◆ PROBLEM STATEMENT
Your answer must be an exact copy of the records below.

◆ DATA TO PROCESS

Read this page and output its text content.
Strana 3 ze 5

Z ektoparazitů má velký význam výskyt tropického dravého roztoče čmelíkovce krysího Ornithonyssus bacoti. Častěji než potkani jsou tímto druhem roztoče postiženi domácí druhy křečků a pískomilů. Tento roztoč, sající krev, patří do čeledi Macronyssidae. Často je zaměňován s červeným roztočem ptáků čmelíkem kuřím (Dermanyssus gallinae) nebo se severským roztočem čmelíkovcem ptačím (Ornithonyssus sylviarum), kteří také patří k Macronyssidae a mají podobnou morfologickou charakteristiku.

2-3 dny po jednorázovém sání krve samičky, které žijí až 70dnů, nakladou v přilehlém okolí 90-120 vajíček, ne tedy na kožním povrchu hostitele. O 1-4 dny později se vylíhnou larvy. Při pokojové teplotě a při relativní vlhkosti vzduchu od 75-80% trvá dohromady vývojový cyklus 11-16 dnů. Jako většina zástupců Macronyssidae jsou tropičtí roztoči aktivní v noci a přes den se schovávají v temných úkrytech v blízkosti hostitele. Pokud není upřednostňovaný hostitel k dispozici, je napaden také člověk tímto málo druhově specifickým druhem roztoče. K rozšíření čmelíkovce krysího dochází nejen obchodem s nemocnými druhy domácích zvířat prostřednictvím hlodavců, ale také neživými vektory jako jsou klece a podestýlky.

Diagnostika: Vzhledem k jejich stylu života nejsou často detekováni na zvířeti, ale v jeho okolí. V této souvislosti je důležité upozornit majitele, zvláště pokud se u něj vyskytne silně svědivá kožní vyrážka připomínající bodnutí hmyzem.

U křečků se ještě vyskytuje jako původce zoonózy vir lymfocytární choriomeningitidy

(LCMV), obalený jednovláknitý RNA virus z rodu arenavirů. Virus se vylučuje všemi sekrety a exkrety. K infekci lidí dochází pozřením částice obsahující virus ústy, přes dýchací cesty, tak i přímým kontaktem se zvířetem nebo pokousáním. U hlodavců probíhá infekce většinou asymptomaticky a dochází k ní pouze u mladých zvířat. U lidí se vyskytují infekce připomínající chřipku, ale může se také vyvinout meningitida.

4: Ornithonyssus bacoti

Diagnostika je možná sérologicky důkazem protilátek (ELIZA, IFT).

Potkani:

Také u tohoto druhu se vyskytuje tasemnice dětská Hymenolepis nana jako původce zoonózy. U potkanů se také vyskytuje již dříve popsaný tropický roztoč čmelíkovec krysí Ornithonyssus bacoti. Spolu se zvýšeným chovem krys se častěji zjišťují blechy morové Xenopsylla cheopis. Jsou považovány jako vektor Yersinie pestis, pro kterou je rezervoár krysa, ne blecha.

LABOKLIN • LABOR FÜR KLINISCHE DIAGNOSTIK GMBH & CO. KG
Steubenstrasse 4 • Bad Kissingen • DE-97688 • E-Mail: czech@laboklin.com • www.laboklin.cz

◆ WRITTEN SOLUTION
Read this page and output its text content.
Strana 3 ze 5

Z ektoparazitů má velký význam výskyt tropického dravého roztoče čmelíkovce krysího Ornithonyssus bacoti. Častěji než potkani jsou tímto druhem roztoče postiženi domácí druhy křečků a pískomilů. Tento roztoč, sající krev, patří do čeledi Macronyssidae. Často je zaměňován s červeným roztočem ptáků čmelíkem kuřím (Dermanyssus gallinae) nebo se severským roztočem čmelíkovcem ptačím (Ornithonyssus sylviarum), kteří také patří k Macronyssidae a mají podobnou morfologickou charakteristiku.

2-3 dny po jednorázovém sání krve samičky, které žijí až 70dnů, nakladou v přilehlém okolí 90-120 vajíček, ne tedy na kožním povrchu hostitele. O 1-4 dny později se vylíhnou larvy. Při pokojové teplotě a při relativní vlhkosti vzduchu od 75-80% trvá dohromady vývojový cyklus 11-16 dnů. Jako většina zástupců Macronyssidae jsou tropičtí roztoči aktivní v noci a přes den se schovávají v temných úkrytech v blízkosti hostitele. Pokud není upřednostňovaný hostitel k dispozici, je napaden také člověk tímto málo druhově specifickým druhem roztoče. K rozšíření čmelíkovce krysího dochází nejen obchodem s nemocnými druhy domácích zvířat prostřednictvím hlodavců, ale také neživými vektory jako jsou klece a podestýlky.

Diagnostika: Vzhledem k jejich stylu života nejsou často detekováni na zvířeti, ale v jeho okolí. V této souvislosti je důležité upozornit majitele, zvláště pokud se u něj vyskytne silně svědivá kožní vyrážka připomínající bodnutí hmyzem.

U křečků se ještě vyskytuje jako původce zoonózy vir lymfocytární choriomeningitidy

(LCMV), obalený jednovláknitý RNA virus z rodu arenavirů. Virus se vylučuje všemi sekrety a exkrety. K infekci lidí dochází pozřením částice obsahující virus ústy, přes dýchací cesty, tak i přímým kontaktem se zvířetem nebo pokousáním. U hlodavců probíhá infekce většinou asymptomaticky a dochází k ní pouze u mladých zvířat. U lidí se vyskytují infekce připomínající chřipku, ale může se také vyvinout meningitida.

4: Ornithonyssus bacoti

Diagnostika je možná sérologicky důkazem protilátek (ELIZA, IFT).

Potkani:

Také u tohoto druhu se vyskytuje tasemnice dětská Hymenolepis nana jako původce zoonózy. U potkanů se také vyskytuje již dříve popsaný tropický roztoč čmelíkovec krysí Ornithonyssus bacoti. Spolu se zvýšeným chovem krys se častěji zjišťují blechy morové Xenopsylla cheopis. Jsou považovány jako vektor Yersinie pestis, pro kterou je rezervoár krysa, ne blecha.

LABOKLIN • LABOR FÜR KLINISCHE DIAGNOSTIK GMBH & CO. KG
Steubenstrasse 4 • Bad Kissingen • DE-97688 • E-Mail: czech@laboklin.com • www.laboklin.cz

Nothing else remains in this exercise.